Repeat each line of the material below exactly as it appears, minus any pictures.

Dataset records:
[Start]

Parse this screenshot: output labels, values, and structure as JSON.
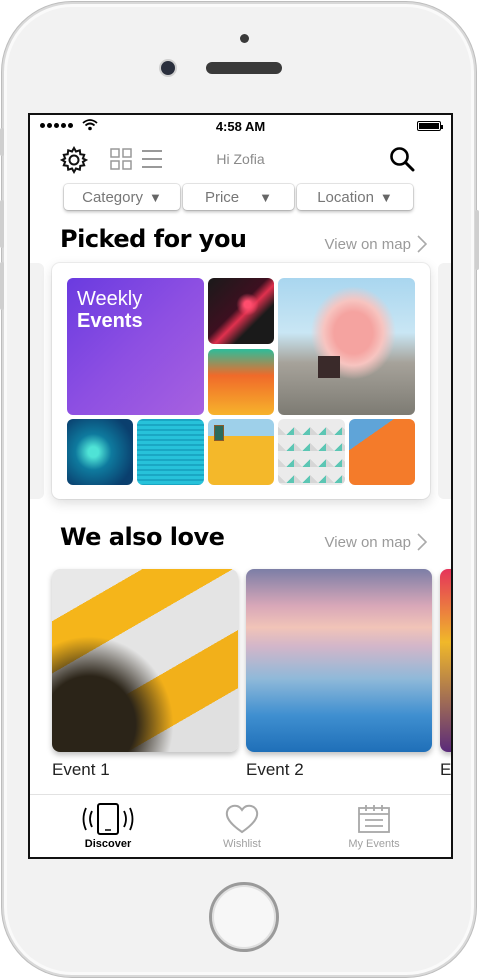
{
  "status_bar": {
    "time": "4:58 AM"
  },
  "header": {
    "greeting": "Hi Zofia",
    "icons": [
      "gear-icon",
      "grid-view-icon",
      "list-view-icon",
      "search-icon"
    ]
  },
  "filters": [
    {
      "label": "Category"
    },
    {
      "label": "Price"
    },
    {
      "label": "Location"
    }
  ],
  "picked": {
    "title": "Picked for you",
    "view_map": "View on map",
    "feature_line1": "Weekly",
    "feature_line2": "Events"
  },
  "also_love": {
    "title": "We also love",
    "view_map": "View on map",
    "events": [
      {
        "label": "Event 1"
      },
      {
        "label": "Event 2"
      },
      {
        "label": "E"
      }
    ]
  },
  "tabbar": [
    {
      "label": "Discover",
      "icon": "phone-vibrate-icon",
      "active": true
    },
    {
      "label": "Wishlist",
      "icon": "heart-icon",
      "active": false
    },
    {
      "label": "My Events",
      "icon": "calendar-icon",
      "active": false
    }
  ],
  "colors": {
    "accent": "#6a3be0",
    "active_tab": "#000000",
    "inactive_tab": "#a0a0a0",
    "secondary_text": "#9a9a9a"
  }
}
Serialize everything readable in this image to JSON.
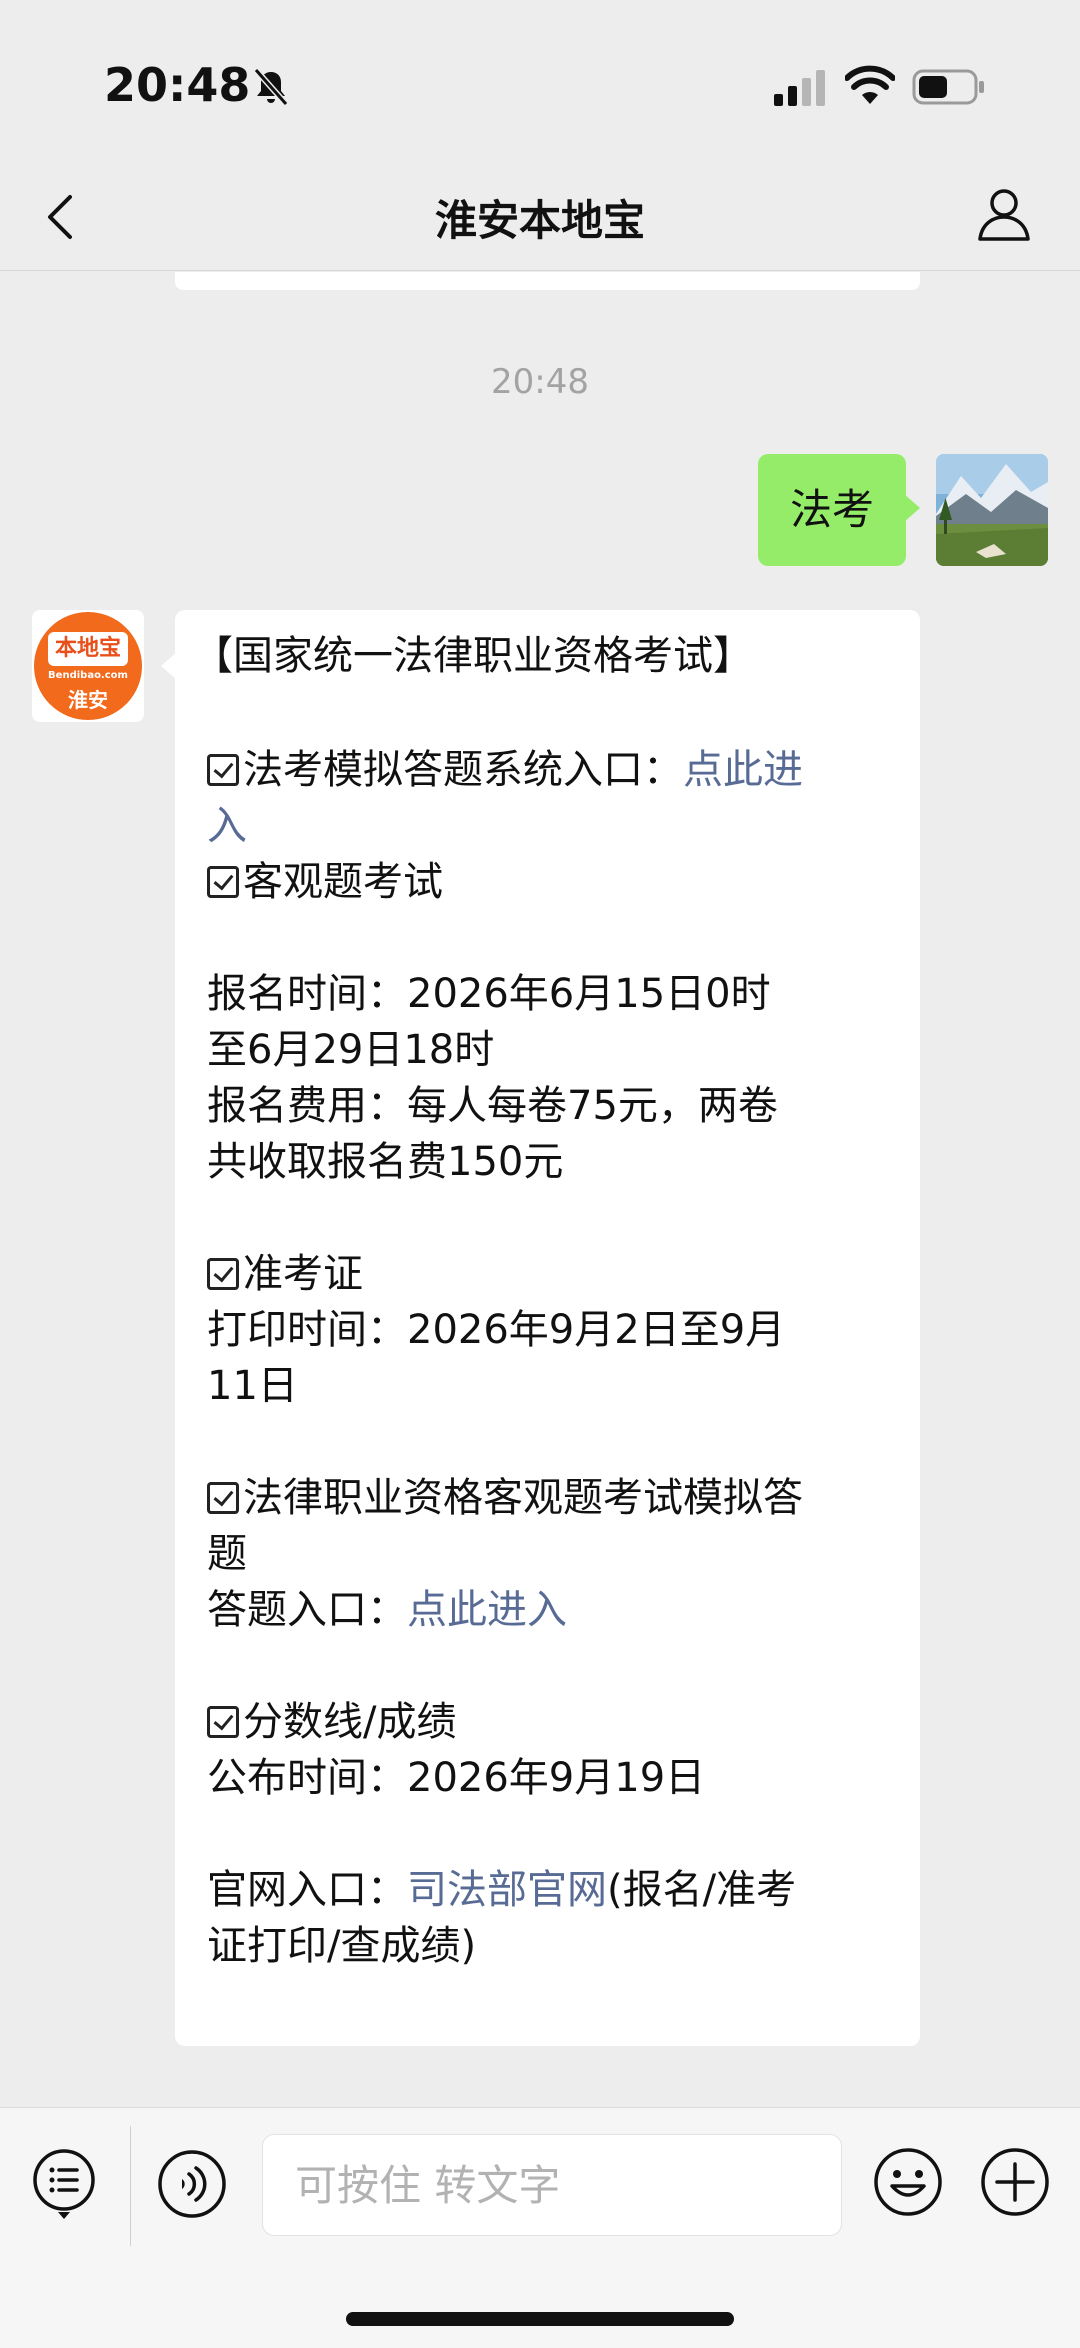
{
  "status_bar": {
    "time": "20:48"
  },
  "nav": {
    "title": "淮安本地宝"
  },
  "chat": {
    "timestamp": "20:48",
    "sent_message": "法考",
    "bot_logo": {
      "top": "本地宝",
      "mid": "Bendibao.com",
      "bottom": "淮安"
    },
    "reply_lines": [
      {
        "text": "【国家统一法律职业资格考试】",
        "link": ""
      },
      {
        "text": "法考模拟答题系统入口：",
        "link": "点此进",
        "checkbox": true
      },
      {
        "text": "",
        "link": "入"
      },
      {
        "text": "客观题考试",
        "link": "",
        "checkbox": true
      },
      {
        "text": "报名时间：2026年6月15日0时",
        "link": ""
      },
      {
        "text": "至6月29日18时",
        "link": ""
      },
      {
        "text": "报名费用：每人每卷75元，两卷",
        "link": ""
      },
      {
        "text": "共收取报名费150元",
        "link": ""
      },
      {
        "text": "准考证",
        "link": "",
        "checkbox": true
      },
      {
        "text": "打印时间：2026年9月2日至9月",
        "link": ""
      },
      {
        "text": "11日",
        "link": ""
      },
      {
        "text": "法律职业资格客观题考试模拟答",
        "link": "",
        "checkbox": true
      },
      {
        "text": "题",
        "link": ""
      },
      {
        "text": "答题入口：",
        "link": "点此进入"
      },
      {
        "text": "分数线/成绩",
        "link": "",
        "checkbox": true
      },
      {
        "text": "公布时间：2026年9月19日",
        "link": ""
      },
      {
        "text": "官网入口：",
        "link": "司法部官网",
        "after": "(报名/准考"
      },
      {
        "text": "证打印/查成绩)",
        "link": ""
      }
    ]
  },
  "input_bar": {
    "placeholder": "可按住 转文字"
  },
  "colors": {
    "background": "#ededed",
    "sent_bubble": "#95ec69",
    "link": "#576b95",
    "logo_orange": "#f26b1d"
  },
  "icons": [
    "bell-off-icon",
    "signal-icon",
    "wifi-icon",
    "battery-icon",
    "back-icon",
    "profile-icon",
    "menu-list-icon",
    "voice-icon",
    "emoji-icon",
    "plus-icon"
  ]
}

[End]

> **TASK ANSWER**
Parse this screenshot: output labels, values, and structure as JSON.
{
  "status_bar": {
    "time": "4:58 AM"
  },
  "header": {
    "greeting": "Hi Zofia",
    "icons": [
      "gear-icon",
      "grid-view-icon",
      "list-view-icon",
      "search-icon"
    ]
  },
  "filters": [
    {
      "label": "Category"
    },
    {
      "label": "Price"
    },
    {
      "label": "Location"
    }
  ],
  "picked": {
    "title": "Picked for you",
    "view_map": "View on map",
    "feature_line1": "Weekly",
    "feature_line2": "Events"
  },
  "also_love": {
    "title": "We also love",
    "view_map": "View on map",
    "events": [
      {
        "label": "Event 1"
      },
      {
        "label": "Event 2"
      },
      {
        "label": "E"
      }
    ]
  },
  "tabbar": [
    {
      "label": "Discover",
      "icon": "phone-vibrate-icon",
      "active": true
    },
    {
      "label": "Wishlist",
      "icon": "heart-icon",
      "active": false
    },
    {
      "label": "My Events",
      "icon": "calendar-icon",
      "active": false
    }
  ],
  "colors": {
    "accent": "#6a3be0",
    "active_tab": "#000000",
    "inactive_tab": "#a0a0a0",
    "secondary_text": "#9a9a9a"
  }
}
Serialize everything readable in this image to JSON.
{
  "status_bar": {
    "time": "20:48"
  },
  "nav": {
    "title": "淮安本地宝"
  },
  "chat": {
    "timestamp": "20:48",
    "sent_message": "法考",
    "bot_logo": {
      "top": "本地宝",
      "mid": "Bendibao.com",
      "bottom": "淮安"
    },
    "reply_lines": [
      {
        "text": "【国家统一法律职业资格考试】",
        "link": ""
      },
      {
        "text": "法考模拟答题系统入口：",
        "link": "点此进",
        "checkbox": true
      },
      {
        "text": "",
        "link": "入"
      },
      {
        "text": "客观题考试",
        "link": "",
        "checkbox": true
      },
      {
        "text": "报名时间：2026年6月15日0时",
        "link": ""
      },
      {
        "text": "至6月29日18时",
        "link": ""
      },
      {
        "text": "报名费用：每人每卷75元，两卷",
        "link": ""
      },
      {
        "text": "共收取报名费150元",
        "link": ""
      },
      {
        "text": "准考证",
        "link": "",
        "checkbox": true
      },
      {
        "text": "打印时间：2026年9月2日至9月",
        "link": ""
      },
      {
        "text": "11日",
        "link": ""
      },
      {
        "text": "法律职业资格客观题考试模拟答",
        "link": "",
        "checkbox": true
      },
      {
        "text": "题",
        "link": ""
      },
      {
        "text": "答题入口：",
        "link": "点此进入"
      },
      {
        "text": "分数线/成绩",
        "link": "",
        "checkbox": true
      },
      {
        "text": "公布时间：2026年9月19日",
        "link": ""
      },
      {
        "text": "官网入口：",
        "link": "司法部官网",
        "after": "(报名/准考"
      },
      {
        "text": "证打印/查成绩)",
        "link": ""
      }
    ]
  },
  "input_bar": {
    "placeholder": "可按住 转文字"
  },
  "colors": {
    "background": "#ededed",
    "sent_bubble": "#95ec69",
    "link": "#576b95",
    "logo_orange": "#f26b1d"
  },
  "icons": [
    "bell-off-icon",
    "signal-icon",
    "wifi-icon",
    "battery-icon",
    "back-icon",
    "profile-icon",
    "menu-list-icon",
    "voice-icon",
    "emoji-icon",
    "plus-icon"
  ]
}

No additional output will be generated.